== The request ==
State how many lines of the records contain the string "your". Give the number alone.

Records from a dataset:
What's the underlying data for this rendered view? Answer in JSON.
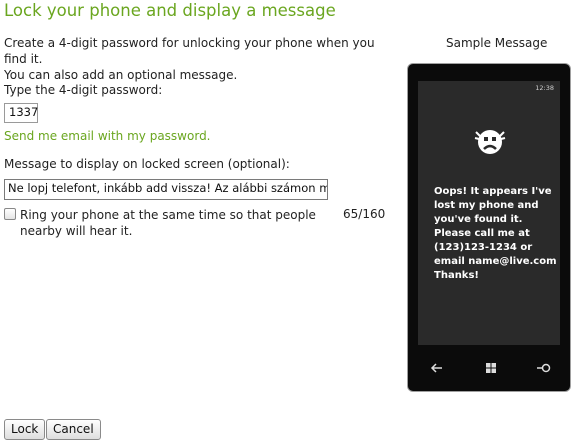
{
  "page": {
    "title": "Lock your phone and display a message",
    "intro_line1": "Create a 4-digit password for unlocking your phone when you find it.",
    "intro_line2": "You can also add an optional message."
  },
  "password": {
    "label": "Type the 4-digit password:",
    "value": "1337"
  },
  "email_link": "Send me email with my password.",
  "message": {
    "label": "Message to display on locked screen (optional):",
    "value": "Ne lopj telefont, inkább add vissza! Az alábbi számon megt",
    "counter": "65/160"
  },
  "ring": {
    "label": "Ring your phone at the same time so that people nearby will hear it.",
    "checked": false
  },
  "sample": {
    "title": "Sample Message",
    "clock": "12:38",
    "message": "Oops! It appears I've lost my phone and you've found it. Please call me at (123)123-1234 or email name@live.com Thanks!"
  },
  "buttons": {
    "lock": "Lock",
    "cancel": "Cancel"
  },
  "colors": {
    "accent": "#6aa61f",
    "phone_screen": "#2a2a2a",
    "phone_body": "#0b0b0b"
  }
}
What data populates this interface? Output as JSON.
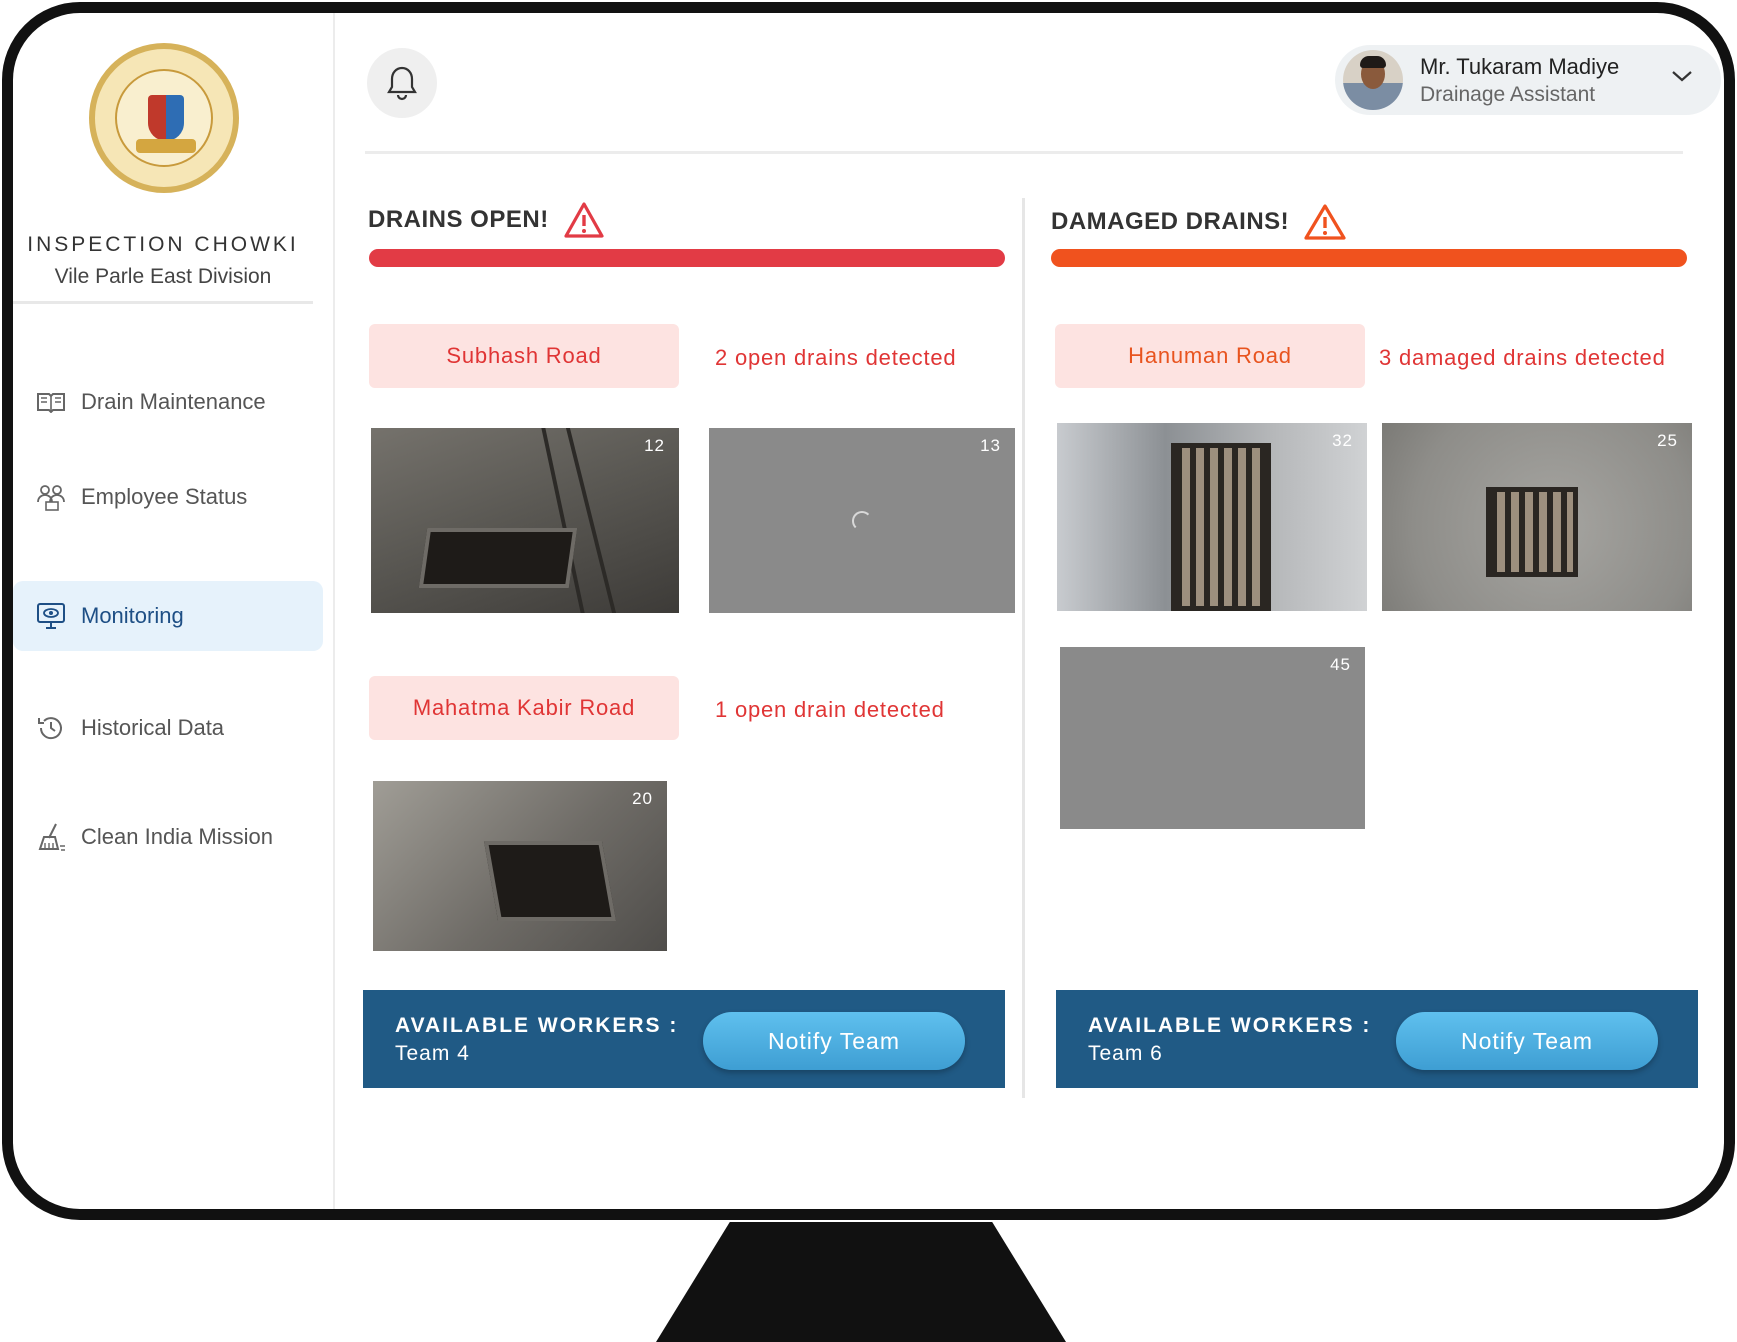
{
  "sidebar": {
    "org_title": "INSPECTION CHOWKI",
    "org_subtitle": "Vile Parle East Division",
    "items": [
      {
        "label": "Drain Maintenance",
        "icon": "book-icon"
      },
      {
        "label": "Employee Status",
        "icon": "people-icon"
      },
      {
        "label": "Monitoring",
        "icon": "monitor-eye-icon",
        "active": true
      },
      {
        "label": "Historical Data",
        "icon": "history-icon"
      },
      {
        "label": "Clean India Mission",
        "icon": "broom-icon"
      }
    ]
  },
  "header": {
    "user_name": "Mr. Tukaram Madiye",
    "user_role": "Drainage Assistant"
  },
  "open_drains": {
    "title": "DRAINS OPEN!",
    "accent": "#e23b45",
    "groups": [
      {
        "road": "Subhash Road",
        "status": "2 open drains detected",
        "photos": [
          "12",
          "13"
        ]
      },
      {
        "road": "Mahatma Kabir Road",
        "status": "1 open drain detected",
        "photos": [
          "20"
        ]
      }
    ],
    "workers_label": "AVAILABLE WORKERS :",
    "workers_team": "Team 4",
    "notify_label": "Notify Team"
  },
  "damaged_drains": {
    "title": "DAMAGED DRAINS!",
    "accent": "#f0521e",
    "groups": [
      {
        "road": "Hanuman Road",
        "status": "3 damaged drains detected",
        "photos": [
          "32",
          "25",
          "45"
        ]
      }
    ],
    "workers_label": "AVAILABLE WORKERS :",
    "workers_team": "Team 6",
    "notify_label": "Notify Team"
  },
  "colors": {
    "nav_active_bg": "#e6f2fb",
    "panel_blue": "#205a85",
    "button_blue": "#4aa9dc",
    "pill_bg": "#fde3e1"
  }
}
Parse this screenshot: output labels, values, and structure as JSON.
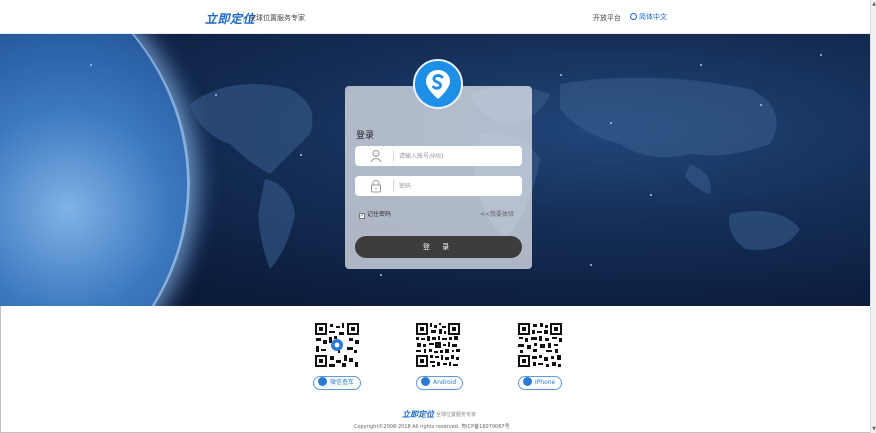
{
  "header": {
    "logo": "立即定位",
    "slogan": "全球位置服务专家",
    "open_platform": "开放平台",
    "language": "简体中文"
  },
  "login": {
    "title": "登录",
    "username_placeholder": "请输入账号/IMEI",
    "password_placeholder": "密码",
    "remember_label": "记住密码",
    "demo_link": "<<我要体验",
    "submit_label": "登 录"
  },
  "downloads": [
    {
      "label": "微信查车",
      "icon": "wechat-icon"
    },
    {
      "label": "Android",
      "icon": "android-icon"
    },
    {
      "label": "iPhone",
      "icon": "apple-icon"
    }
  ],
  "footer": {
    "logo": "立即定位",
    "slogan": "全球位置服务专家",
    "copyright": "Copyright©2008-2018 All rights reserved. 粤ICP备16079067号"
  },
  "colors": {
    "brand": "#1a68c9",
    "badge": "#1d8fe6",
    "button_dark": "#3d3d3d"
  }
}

== Written solution ==
3